==== Given data ====

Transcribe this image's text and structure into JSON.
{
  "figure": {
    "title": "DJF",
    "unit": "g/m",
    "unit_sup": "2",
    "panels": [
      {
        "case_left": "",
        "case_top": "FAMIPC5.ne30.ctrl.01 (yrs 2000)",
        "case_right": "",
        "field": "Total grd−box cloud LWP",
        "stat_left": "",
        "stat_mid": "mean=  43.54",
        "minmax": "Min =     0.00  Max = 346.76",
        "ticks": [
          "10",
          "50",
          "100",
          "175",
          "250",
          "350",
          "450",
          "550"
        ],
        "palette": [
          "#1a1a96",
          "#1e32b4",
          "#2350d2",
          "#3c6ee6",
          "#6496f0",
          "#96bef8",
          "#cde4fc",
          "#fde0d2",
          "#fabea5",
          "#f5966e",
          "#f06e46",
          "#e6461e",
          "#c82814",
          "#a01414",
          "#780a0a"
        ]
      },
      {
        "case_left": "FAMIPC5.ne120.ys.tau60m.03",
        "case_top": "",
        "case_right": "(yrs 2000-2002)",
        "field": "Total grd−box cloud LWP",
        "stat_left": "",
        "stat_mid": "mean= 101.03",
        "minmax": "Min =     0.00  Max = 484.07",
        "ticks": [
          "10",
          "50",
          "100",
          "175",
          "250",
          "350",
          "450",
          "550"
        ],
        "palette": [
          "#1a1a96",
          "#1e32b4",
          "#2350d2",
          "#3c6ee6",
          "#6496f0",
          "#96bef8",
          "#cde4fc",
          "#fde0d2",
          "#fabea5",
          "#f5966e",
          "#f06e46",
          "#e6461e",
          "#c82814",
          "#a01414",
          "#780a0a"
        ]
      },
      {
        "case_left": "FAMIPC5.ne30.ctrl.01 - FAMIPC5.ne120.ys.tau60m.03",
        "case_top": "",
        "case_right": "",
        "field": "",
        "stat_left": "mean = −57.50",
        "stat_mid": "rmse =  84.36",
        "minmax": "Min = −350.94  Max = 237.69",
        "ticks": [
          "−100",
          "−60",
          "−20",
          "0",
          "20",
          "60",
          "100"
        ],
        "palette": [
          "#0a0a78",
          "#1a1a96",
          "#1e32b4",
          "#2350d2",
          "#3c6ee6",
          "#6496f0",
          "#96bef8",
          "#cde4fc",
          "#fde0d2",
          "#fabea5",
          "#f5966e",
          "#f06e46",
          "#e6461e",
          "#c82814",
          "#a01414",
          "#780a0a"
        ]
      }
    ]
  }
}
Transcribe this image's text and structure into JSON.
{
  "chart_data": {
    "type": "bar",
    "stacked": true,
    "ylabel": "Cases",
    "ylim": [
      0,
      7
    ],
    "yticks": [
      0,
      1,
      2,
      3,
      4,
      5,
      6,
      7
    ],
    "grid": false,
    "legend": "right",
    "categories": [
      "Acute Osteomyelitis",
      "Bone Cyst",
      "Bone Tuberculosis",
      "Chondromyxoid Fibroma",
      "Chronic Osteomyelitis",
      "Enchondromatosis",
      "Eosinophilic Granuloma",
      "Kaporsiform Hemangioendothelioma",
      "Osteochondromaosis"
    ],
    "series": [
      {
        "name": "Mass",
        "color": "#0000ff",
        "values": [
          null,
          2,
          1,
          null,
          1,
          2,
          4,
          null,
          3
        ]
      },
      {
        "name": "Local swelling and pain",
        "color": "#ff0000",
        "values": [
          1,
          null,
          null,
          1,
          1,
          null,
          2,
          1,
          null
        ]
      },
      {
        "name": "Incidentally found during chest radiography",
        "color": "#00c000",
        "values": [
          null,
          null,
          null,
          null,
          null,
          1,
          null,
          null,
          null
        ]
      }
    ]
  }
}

====

Print the material once more, exactly.

Transcribe this image's text and structure into JSON.
{
  "figure": {
    "title": "DJF",
    "unit": "g/m",
    "unit_sup": "2",
    "panels": [
      {
        "case_left": "",
        "case_top": "FAMIPC5.ne30.ctrl.01 (yrs 2000)",
        "case_right": "",
        "field": "Total grd−box cloud LWP",
        "stat_left": "",
        "stat_mid": "mean=  43.54",
        "minmax": "Min =     0.00  Max = 346.76",
        "ticks": [
          "10",
          "50",
          "100",
          "175",
          "250",
          "350",
          "450",
          "550"
        ],
        "palette": [
          "#1a1a96",
          "#1e32b4",
          "#2350d2",
          "#3c6ee6",
          "#6496f0",
          "#96bef8",
          "#cde4fc",
          "#fde0d2",
          "#fabea5",
          "#f5966e",
          "#f06e46",
          "#e6461e",
          "#c82814",
          "#a01414",
          "#780a0a"
        ]
      },
      {
        "case_left": "FAMIPC5.ne120.ys.tau60m.03",
        "case_top": "",
        "case_right": "(yrs 2000-2002)",
        "field": "Total grd−box cloud LWP",
        "stat_left": "",
        "stat_mid": "mean= 101.03",
        "minmax": "Min =     0.00  Max = 484.07",
        "ticks": [
          "10",
          "50",
          "100",
          "175",
          "250",
          "350",
          "450",
          "550"
        ],
        "palette": [
          "#1a1a96",
          "#1e32b4",
          "#2350d2",
          "#3c6ee6",
          "#6496f0",
          "#96bef8",
          "#cde4fc",
          "#fde0d2",
          "#fabea5",
          "#f5966e",
          "#f06e46",
          "#e6461e",
          "#c82814",
          "#a01414",
          "#780a0a"
        ]
      },
      {
        "case_left": "FAMIPC5.ne30.ctrl.01 - FAMIPC5.ne120.ys.tau60m.03",
        "case_top": "",
        "case_right": "",
        "field": "",
        "stat_left": "mean = −57.50",
        "stat_mid": "rmse =  84.36",
        "minmax": "Min = −350.94  Max = 237.69",
        "ticks": [
          "−100",
          "−60",
          "−20",
          "0",
          "20",
          "60",
          "100"
        ],
        "palette": [
          "#0a0a78",
          "#1a1a96",
          "#1e32b4",
          "#2350d2",
          "#3c6ee6",
          "#6496f0",
          "#96bef8",
          "#cde4fc",
          "#fde0d2",
          "#fabea5",
          "#f5966e",
          "#f06e46",
          "#e6461e",
          "#c82814",
          "#a01414",
          "#780a0a"
        ]
      }
    ]
  }
}
Transcribe this image's text and structure into JSON.
{
  "chart_data": {
    "type": "bar",
    "stacked": true,
    "ylabel": "Cases",
    "ylim": [
      0,
      7
    ],
    "yticks": [
      0,
      1,
      2,
      3,
      4,
      5,
      6,
      7
    ],
    "grid": false,
    "legend": "right",
    "categories": [
      "Acute Osteomyelitis",
      "Bone Cyst",
      "Bone Tuberculosis",
      "Chondromyxoid Fibroma",
      "Chronic Osteomyelitis",
      "Enchondromatosis",
      "Eosinophilic Granuloma",
      "Kaporsiform Hemangioendothelioma",
      "Osteochondromaosis"
    ],
    "series": [
      {
        "name": "Mass",
        "color": "#0000ff",
        "values": [
          null,
          2,
          1,
          null,
          1,
          2,
          4,
          null,
          3
        ]
      },
      {
        "name": "Local swelling and pain",
        "color": "#ff0000",
        "values": [
          1,
          null,
          null,
          1,
          1,
          null,
          2,
          1,
          null
        ]
      },
      {
        "name": "Incidentally found during chest radiography",
        "color": "#00c000",
        "values": [
          null,
          null,
          null,
          null,
          null,
          1,
          null,
          null,
          null
        ]
      }
    ]
  }
}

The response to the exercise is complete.